Reproduce the text of every row below word for word, leaving out the pictures.
*** Record list
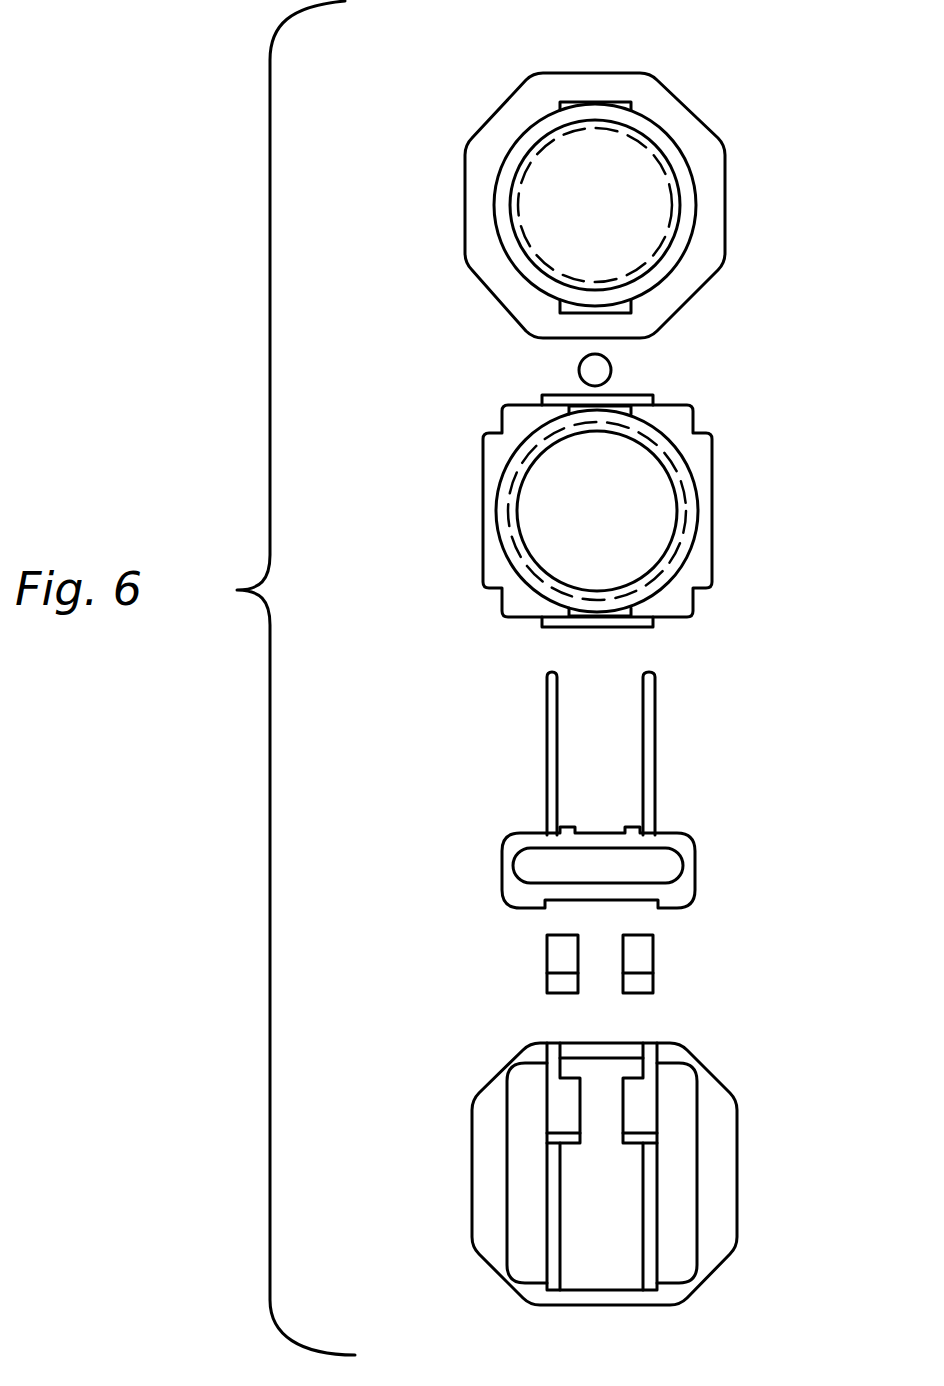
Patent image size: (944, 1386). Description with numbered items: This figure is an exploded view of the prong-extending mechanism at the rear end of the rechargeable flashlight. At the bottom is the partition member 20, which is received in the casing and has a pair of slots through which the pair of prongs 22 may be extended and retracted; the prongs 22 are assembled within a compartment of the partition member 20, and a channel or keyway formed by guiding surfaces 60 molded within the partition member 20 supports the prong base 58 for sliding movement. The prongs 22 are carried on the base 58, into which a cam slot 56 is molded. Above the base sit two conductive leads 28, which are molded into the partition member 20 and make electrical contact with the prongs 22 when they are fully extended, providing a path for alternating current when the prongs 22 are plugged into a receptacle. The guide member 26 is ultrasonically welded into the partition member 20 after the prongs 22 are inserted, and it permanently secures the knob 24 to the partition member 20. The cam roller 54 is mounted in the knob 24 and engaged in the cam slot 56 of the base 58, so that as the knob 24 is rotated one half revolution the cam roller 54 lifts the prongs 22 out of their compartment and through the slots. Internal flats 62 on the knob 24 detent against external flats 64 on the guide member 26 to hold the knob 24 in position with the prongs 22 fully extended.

The partition member 20 is at (737, 1193).
The prongs 22 is at (645, 760).
The knob 24 is at (703, 110).
The guide member 26 is at (693, 412).
The conductive leads 28 is at (553, 957).
The cam roller 54 is at (611, 368).
The cam slot 56 is at (653, 882).
The base 58 is at (684, 835).
The guiding surfaces 60 is at (510, 1146).
The internal flats 62 is at (585, 102).
The external flats 64 is at (584, 407).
******
Result of the exercise:
Patent image size: (944, 1386). Description with numbered items: This figure is an exploded view of the prong-extending mechanism at the rear end of the rechargeable flashlight. At the bottom is the partition member 20, which is received in the casing and has a pair of slots through which the pair of prongs 22 may be extended and retracted; the prongs 22 are assembled within a compartment of the partition member 20, and a channel or keyway formed by guiding surfaces 60 molded within the partition member 20 supports the prong base 58 for sliding movement. The prongs 22 are carried on the base 58, into which a cam slot 56 is molded. Above the base sit two conductive leads 28, which are molded into the partition member 20 and make electrical contact with the prongs 22 when they are fully extended, providing a path for alternating current when the prongs 22 are plugged into a receptacle. The guide member 26 is ultrasonically welded into the partition member 20 after the prongs 22 are inserted, and it permanently secures the knob 24 to the partition member 20. The cam roller 54 is mounted in the knob 24 and engaged in the cam slot 56 of the base 58, so that as the knob 24 is rotated one half revolution the cam roller 54 lifts the prongs 22 out of their compartment and through the slots. Internal flats 62 on the knob 24 detent against external flats 64 on the guide member 26 to hold the knob 24 in position with the prongs 22 fully extended.

The partition member 20 is at (737, 1193).
The prongs 22 is at (645, 760).
The knob 24 is at (703, 110).
The guide member 26 is at (693, 412).
The conductive leads 28 is at (553, 957).
The cam roller 54 is at (611, 368).
The cam slot 56 is at (653, 882).
The base 58 is at (684, 835).
The guiding surfaces 60 is at (510, 1146).
The internal flats 62 is at (585, 102).
The external flats 64 is at (584, 407).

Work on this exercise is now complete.